DATASET RECORDS —
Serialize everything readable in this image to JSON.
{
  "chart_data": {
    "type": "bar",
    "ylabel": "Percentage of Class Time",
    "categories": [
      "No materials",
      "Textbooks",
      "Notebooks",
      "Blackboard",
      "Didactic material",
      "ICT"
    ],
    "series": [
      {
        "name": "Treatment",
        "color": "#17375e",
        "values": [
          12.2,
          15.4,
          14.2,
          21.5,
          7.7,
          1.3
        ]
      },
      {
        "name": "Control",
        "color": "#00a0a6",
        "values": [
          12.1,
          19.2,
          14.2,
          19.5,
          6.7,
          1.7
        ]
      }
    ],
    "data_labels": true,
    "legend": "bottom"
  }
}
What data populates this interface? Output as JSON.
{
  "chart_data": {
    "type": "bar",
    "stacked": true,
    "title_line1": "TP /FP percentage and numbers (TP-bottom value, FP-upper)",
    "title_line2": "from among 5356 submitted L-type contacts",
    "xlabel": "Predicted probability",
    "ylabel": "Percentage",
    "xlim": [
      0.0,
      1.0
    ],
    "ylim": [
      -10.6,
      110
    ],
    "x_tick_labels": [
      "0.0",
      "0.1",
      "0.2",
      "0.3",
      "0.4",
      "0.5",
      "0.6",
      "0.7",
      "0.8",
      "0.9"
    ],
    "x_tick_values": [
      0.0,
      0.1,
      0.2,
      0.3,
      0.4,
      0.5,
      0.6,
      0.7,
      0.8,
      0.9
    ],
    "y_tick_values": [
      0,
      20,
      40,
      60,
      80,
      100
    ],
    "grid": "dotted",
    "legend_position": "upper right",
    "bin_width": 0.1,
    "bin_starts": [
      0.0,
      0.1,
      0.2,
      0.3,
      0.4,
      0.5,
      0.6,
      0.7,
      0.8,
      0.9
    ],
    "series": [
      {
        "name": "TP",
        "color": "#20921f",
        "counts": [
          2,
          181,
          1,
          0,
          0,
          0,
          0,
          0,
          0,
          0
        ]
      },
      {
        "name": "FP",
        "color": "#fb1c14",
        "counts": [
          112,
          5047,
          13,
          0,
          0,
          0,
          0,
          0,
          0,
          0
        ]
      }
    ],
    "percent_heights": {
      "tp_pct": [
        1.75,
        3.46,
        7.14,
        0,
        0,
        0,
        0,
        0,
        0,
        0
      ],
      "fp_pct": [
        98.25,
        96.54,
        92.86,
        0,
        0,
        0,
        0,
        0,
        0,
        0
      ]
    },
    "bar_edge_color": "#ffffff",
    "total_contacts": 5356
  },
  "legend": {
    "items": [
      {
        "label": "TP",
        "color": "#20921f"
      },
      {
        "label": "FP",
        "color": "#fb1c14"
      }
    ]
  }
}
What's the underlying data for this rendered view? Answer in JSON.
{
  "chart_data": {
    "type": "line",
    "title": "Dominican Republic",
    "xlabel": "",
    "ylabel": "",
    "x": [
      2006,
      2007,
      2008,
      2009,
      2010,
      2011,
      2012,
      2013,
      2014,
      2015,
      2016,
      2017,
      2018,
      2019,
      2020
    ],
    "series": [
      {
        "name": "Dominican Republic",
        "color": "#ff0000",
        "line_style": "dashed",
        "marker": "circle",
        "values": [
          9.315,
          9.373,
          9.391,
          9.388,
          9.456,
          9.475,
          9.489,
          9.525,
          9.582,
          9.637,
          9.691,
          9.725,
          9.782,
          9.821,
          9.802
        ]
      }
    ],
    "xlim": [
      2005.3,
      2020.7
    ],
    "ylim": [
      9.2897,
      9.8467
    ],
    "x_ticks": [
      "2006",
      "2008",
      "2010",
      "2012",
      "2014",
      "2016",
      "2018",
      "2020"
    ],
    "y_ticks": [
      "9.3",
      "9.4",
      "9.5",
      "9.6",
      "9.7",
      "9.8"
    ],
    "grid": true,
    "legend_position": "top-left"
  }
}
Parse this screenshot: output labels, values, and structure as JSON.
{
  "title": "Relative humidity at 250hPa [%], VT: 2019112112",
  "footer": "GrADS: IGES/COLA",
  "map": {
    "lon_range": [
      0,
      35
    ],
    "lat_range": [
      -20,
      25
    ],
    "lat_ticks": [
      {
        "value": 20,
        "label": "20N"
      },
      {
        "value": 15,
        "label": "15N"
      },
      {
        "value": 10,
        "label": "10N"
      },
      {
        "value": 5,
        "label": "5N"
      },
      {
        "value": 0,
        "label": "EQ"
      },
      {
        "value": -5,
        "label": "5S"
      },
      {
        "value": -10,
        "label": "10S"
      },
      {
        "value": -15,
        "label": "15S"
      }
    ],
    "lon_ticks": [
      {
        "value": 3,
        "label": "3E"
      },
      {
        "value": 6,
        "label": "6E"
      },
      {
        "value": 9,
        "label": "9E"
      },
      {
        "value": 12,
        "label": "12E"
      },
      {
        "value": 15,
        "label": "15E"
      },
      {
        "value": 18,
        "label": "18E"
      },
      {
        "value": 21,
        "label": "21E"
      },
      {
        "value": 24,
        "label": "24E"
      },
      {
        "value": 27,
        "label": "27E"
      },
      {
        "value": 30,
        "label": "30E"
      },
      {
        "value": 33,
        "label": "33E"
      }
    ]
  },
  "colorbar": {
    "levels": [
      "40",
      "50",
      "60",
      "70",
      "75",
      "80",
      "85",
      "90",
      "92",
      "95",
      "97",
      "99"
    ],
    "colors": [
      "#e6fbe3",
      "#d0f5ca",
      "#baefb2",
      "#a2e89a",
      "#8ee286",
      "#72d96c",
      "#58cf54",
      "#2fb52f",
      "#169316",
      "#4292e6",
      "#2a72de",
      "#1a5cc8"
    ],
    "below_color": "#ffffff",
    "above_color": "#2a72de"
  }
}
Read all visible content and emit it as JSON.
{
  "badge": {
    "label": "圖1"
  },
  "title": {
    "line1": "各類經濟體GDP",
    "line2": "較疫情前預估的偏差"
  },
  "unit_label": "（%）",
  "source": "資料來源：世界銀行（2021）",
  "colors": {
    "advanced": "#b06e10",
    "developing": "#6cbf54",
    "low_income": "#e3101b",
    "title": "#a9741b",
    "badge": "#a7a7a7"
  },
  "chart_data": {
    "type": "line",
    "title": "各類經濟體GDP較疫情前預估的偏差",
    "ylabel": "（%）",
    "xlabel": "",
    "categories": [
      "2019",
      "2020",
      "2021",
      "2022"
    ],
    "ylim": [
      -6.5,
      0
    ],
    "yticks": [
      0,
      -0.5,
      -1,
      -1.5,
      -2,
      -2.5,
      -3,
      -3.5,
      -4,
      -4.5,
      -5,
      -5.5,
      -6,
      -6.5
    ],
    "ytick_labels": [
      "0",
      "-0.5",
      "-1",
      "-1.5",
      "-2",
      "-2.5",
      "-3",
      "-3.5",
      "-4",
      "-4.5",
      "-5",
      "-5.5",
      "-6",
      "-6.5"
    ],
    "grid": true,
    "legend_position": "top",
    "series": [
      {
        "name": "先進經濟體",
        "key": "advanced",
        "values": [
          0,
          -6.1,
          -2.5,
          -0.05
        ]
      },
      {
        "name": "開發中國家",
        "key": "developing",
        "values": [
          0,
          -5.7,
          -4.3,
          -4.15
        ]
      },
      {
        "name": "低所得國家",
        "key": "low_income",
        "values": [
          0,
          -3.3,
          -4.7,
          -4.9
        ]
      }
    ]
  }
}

WHAT IS REQUIRED —
Each record above should be repeated exactly as it appears.

COMPLETE OUTPUT —
Serialize everything readable in this image to JSON.
{
  "chart_data": {
    "type": "bar",
    "ylabel": "Percentage of Class Time",
    "categories": [
      "No materials",
      "Textbooks",
      "Notebooks",
      "Blackboard",
      "Didactic material",
      "ICT"
    ],
    "series": [
      {
        "name": "Treatment",
        "color": "#17375e",
        "values": [
          12.2,
          15.4,
          14.2,
          21.5,
          7.7,
          1.3
        ]
      },
      {
        "name": "Control",
        "color": "#00a0a6",
        "values": [
          12.1,
          19.2,
          14.2,
          19.5,
          6.7,
          1.7
        ]
      }
    ],
    "data_labels": true,
    "legend": "bottom"
  }
}
What data populates this interface? Output as JSON.
{
  "chart_data": {
    "type": "bar",
    "stacked": true,
    "title_line1": "TP /FP percentage and numbers (TP-bottom value, FP-upper)",
    "title_line2": "from among 5356 submitted L-type contacts",
    "xlabel": "Predicted probability",
    "ylabel": "Percentage",
    "xlim": [
      0.0,
      1.0
    ],
    "ylim": [
      -10.6,
      110
    ],
    "x_tick_labels": [
      "0.0",
      "0.1",
      "0.2",
      "0.3",
      "0.4",
      "0.5",
      "0.6",
      "0.7",
      "0.8",
      "0.9"
    ],
    "x_tick_values": [
      0.0,
      0.1,
      0.2,
      0.3,
      0.4,
      0.5,
      0.6,
      0.7,
      0.8,
      0.9
    ],
    "y_tick_values": [
      0,
      20,
      40,
      60,
      80,
      100
    ],
    "grid": "dotted",
    "legend_position": "upper right",
    "bin_width": 0.1,
    "bin_starts": [
      0.0,
      0.1,
      0.2,
      0.3,
      0.4,
      0.5,
      0.6,
      0.7,
      0.8,
      0.9
    ],
    "series": [
      {
        "name": "TP",
        "color": "#20921f",
        "counts": [
          2,
          181,
          1,
          0,
          0,
          0,
          0,
          0,
          0,
          0
        ]
      },
      {
        "name": "FP",
        "color": "#fb1c14",
        "counts": [
          112,
          5047,
          13,
          0,
          0,
          0,
          0,
          0,
          0,
          0
        ]
      }
    ],
    "percent_heights": {
      "tp_pct": [
        1.75,
        3.46,
        7.14,
        0,
        0,
        0,
        0,
        0,
        0,
        0
      ],
      "fp_pct": [
        98.25,
        96.54,
        92.86,
        0,
        0,
        0,
        0,
        0,
        0,
        0
      ]
    },
    "bar_edge_color": "#ffffff",
    "total_contacts": 5356
  },
  "legend": {
    "items": [
      {
        "label": "TP",
        "color": "#20921f"
      },
      {
        "label": "FP",
        "color": "#fb1c14"
      }
    ]
  }
}
What's the underlying data for this rendered view? Answer in JSON.
{
  "chart_data": {
    "type": "line",
    "title": "Dominican Republic",
    "xlabel": "",
    "ylabel": "",
    "x": [
      2006,
      2007,
      2008,
      2009,
      2010,
      2011,
      2012,
      2013,
      2014,
      2015,
      2016,
      2017,
      2018,
      2019,
      2020
    ],
    "series": [
      {
        "name": "Dominican Republic",
        "color": "#ff0000",
        "line_style": "dashed",
        "marker": "circle",
        "values": [
          9.315,
          9.373,
          9.391,
          9.388,
          9.456,
          9.475,
          9.489,
          9.525,
          9.582,
          9.637,
          9.691,
          9.725,
          9.782,
          9.821,
          9.802
        ]
      }
    ],
    "xlim": [
      2005.3,
      2020.7
    ],
    "ylim": [
      9.2897,
      9.8467
    ],
    "x_ticks": [
      "2006",
      "2008",
      "2010",
      "2012",
      "2014",
      "2016",
      "2018",
      "2020"
    ],
    "y_ticks": [
      "9.3",
      "9.4",
      "9.5",
      "9.6",
      "9.7",
      "9.8"
    ],
    "grid": true,
    "legend_position": "top-left"
  }
}
Parse this screenshot: output labels, values, and structure as JSON.
{
  "title": "Relative humidity at 250hPa [%], VT: 2019112112",
  "footer": "GrADS: IGES/COLA",
  "map": {
    "lon_range": [
      0,
      35
    ],
    "lat_range": [
      -20,
      25
    ],
    "lat_ticks": [
      {
        "value": 20,
        "label": "20N"
      },
      {
        "value": 15,
        "label": "15N"
      },
      {
        "value": 10,
        "label": "10N"
      },
      {
        "value": 5,
        "label": "5N"
      },
      {
        "value": 0,
        "label": "EQ"
      },
      {
        "value": -5,
        "label": "5S"
      },
      {
        "value": -10,
        "label": "10S"
      },
      {
        "value": -15,
        "label": "15S"
      }
    ],
    "lon_ticks": [
      {
        "value": 3,
        "label": "3E"
      },
      {
        "value": 6,
        "label": "6E"
      },
      {
        "value": 9,
        "label": "9E"
      },
      {
        "value": 12,
        "label": "12E"
      },
      {
        "value": 15,
        "label": "15E"
      },
      {
        "value": 18,
        "label": "18E"
      },
      {
        "value": 21,
        "label": "21E"
      },
      {
        "value": 24,
        "label": "24E"
      },
      {
        "value": 27,
        "label": "27E"
      },
      {
        "value": 30,
        "label": "30E"
      },
      {
        "value": 33,
        "label": "33E"
      }
    ]
  },
  "colorbar": {
    "levels": [
      "40",
      "50",
      "60",
      "70",
      "75",
      "80",
      "85",
      "90",
      "92",
      "95",
      "97",
      "99"
    ],
    "colors": [
      "#e6fbe3",
      "#d0f5ca",
      "#baefb2",
      "#a2e89a",
      "#8ee286",
      "#72d96c",
      "#58cf54",
      "#2fb52f",
      "#169316",
      "#4292e6",
      "#2a72de",
      "#1a5cc8"
    ],
    "below_color": "#ffffff",
    "above_color": "#2a72de"
  }
}
Read all visible content and emit it as JSON.
{
  "badge": {
    "label": "圖1"
  },
  "title": {
    "line1": "各類經濟體GDP",
    "line2": "較疫情前預估的偏差"
  },
  "unit_label": "（%）",
  "source": "資料來源：世界銀行（2021）",
  "colors": {
    "advanced": "#b06e10",
    "developing": "#6cbf54",
    "low_income": "#e3101b",
    "title": "#a9741b",
    "badge": "#a7a7a7"
  },
  "chart_data": {
    "type": "line",
    "title": "各類經濟體GDP較疫情前預估的偏差",
    "ylabel": "（%）",
    "xlabel": "",
    "categories": [
      "2019",
      "2020",
      "2021",
      "2022"
    ],
    "ylim": [
      -6.5,
      0
    ],
    "yticks": [
      0,
      -0.5,
      -1,
      -1.5,
      -2,
      -2.5,
      -3,
      -3.5,
      -4,
      -4.5,
      -5,
      -5.5,
      -6,
      -6.5
    ],
    "ytick_labels": [
      "0",
      "-0.5",
      "-1",
      "-1.5",
      "-2",
      "-2.5",
      "-3",
      "-3.5",
      "-4",
      "-4.5",
      "-5",
      "-5.5",
      "-6",
      "-6.5"
    ],
    "grid": true,
    "legend_position": "top",
    "series": [
      {
        "name": "先進經濟體",
        "key": "advanced",
        "values": [
          0,
          -6.1,
          -2.5,
          -0.05
        ]
      },
      {
        "name": "開發中國家",
        "key": "developing",
        "values": [
          0,
          -5.7,
          -4.3,
          -4.15
        ]
      },
      {
        "name": "低所得國家",
        "key": "low_income",
        "values": [
          0,
          -3.3,
          -4.7,
          -4.9
        ]
      }
    ]
  }
}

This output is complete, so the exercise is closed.